Selected extract:

Taken together, our findings showed that the therapeutic index is marginal. However, it is worth noting that 5-fluorouracil, the safest among the hits, showed a high MNCC/MIC50 ratio, only 2-log2 lower than that calculated for tobramycin, which would make it possible to create an aerosolized formulation to achieve higher concentrations and increase lung penetration, which is especially important for CF pulmonary infections.
Based on the findings from cytotoxicity and MIC assays, only the hits showing the potential for clinical use—i.e., those with a MIC of ≤0.1 mM against at least 50% of P. aeruginosa strains tested, and with a MIC50 not cytotoxic to IB3-1 cells—were selected for further characterization: ebselen, tirapazamine, carmofur, tavaborole, and 5-fluorouracil.
Time-kill assay.
To investigate the bactericidal activity of the selected five hits, time-kill assays were compared to the commonly used antibiotic tobramycin (Fig. 6). The results confirmed the predicted antimicrobial effect based on the MBC/MIC values.

Provided material:

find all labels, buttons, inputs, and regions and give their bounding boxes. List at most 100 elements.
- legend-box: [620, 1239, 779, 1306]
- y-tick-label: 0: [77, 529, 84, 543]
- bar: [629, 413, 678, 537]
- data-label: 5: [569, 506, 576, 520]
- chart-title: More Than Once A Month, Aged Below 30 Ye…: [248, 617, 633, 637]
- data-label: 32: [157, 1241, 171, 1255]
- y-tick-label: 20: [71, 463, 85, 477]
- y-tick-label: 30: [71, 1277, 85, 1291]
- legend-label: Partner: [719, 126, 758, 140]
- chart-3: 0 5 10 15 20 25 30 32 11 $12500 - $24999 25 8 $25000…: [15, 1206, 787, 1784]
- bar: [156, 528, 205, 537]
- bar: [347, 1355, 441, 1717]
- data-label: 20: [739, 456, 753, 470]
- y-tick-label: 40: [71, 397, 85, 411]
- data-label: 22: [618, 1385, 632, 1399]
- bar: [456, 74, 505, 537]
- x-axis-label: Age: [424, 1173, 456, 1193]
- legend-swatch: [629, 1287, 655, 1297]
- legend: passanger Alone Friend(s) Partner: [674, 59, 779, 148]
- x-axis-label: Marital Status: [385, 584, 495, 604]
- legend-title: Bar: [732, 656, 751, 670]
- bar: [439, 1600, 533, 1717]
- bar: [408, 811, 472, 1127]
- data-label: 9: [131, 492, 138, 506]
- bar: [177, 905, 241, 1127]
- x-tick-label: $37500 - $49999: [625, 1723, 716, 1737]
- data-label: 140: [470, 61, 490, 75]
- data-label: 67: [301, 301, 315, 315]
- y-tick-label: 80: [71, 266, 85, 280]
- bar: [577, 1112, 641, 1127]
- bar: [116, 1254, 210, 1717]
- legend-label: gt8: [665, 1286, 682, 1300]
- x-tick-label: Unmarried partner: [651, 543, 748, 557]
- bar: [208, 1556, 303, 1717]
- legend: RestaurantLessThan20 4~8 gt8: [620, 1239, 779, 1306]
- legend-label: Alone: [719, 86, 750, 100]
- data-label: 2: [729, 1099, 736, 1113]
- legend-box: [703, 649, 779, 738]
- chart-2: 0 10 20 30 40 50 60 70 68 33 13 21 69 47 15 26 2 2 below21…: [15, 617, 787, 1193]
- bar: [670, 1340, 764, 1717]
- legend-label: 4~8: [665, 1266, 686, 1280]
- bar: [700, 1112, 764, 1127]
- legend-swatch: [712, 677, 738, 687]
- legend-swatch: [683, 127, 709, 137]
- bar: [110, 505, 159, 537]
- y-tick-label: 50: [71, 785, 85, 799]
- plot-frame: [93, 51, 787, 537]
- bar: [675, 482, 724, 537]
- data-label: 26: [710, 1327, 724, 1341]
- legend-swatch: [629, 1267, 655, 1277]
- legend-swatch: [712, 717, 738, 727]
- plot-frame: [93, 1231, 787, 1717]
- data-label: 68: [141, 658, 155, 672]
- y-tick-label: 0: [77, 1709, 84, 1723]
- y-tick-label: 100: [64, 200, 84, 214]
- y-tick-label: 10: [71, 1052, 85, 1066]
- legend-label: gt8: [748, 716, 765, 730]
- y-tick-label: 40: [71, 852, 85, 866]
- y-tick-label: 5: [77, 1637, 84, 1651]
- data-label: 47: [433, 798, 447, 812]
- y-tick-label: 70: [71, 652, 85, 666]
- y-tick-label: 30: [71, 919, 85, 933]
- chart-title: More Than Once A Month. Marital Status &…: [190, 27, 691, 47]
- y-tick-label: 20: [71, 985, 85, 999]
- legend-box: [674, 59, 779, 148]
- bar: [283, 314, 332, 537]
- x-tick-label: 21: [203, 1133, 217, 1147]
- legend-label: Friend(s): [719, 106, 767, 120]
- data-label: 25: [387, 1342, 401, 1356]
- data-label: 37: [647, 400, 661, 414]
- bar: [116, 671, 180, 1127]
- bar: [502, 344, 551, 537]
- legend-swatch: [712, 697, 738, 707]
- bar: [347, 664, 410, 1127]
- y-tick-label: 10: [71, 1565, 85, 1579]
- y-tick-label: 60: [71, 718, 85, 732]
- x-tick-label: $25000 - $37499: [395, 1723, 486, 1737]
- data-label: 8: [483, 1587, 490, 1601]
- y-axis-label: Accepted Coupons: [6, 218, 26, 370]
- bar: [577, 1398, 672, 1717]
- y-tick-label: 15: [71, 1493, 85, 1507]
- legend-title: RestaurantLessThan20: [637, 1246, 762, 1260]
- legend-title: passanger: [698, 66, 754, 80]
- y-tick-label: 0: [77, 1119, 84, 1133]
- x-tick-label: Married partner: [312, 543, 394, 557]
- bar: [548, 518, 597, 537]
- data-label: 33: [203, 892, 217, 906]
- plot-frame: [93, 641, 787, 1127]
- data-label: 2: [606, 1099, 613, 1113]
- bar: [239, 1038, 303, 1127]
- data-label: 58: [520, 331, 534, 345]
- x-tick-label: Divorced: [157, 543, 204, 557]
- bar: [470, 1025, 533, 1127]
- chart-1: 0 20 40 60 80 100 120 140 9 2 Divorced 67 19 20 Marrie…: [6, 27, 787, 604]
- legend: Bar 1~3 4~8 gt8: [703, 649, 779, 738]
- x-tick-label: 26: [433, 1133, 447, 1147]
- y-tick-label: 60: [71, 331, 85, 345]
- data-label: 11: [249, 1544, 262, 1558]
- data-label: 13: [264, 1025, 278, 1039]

Requirement 1:
Which hits does the drug-screening extract say were selected for further characterization?
Requirement 2:
Do these statements agree with the drug-screening extract? Answer yes or no to each and quote the words that decide it.
(a) 5-fluorouracil was the safest of the hits.
(b) The time-kill assays compared the selected hits with ciprofloxacin.
(c) A hit qualified if its MIC was ≤0.1 mM against at least 50% of the P. aeruginosa strains tested.
Requirement 3:
Reproduce the drug-screening extract from "Taken together, our" to "tavaborole, and 5-fluorouracil.".
Rely only on the text and not on the listing.

Your solution 1:
Ebselen, tirapazamine, carmofur, tavaborole, and 5-fluorouracil.

Your solution 2:
(a) Yes: "5-fluorouracil, the safest among the hits"
(b) No: "time-kill assays were compared to the commonly used antibiotic tobramycin"
(c) Yes: "those with a MIC of ≤0.1 mM against at least 50% of P. aeruginosa strains tested"

Your solution 3:
Taken together, our findings showed that the therapeutic index is marginal. However, it is worth noting that 5-fluorouracil, the safest among the hits, showed a high MNCC/MIC50 ratio, only 2-log2 lower than that calculated for tobramycin, which would make it possible to create an aerosolized formulation to achieve higher concentrations and increase lung penetration, which is especially important for CF pulmonary infections.
Based on the findings from cytotoxicity and MIC assays, only the hits showing the potential for clinical use—i.e., those with a MIC of ≤0.1 mM against at least 50% of P. aeruginosa strains tested, and with a MIC50 not cytotoxic to IB3-1 cells—were selected for further characterization: ebselen, tirapazamine, carmofur, tavaborole, and 5-fluorouracil.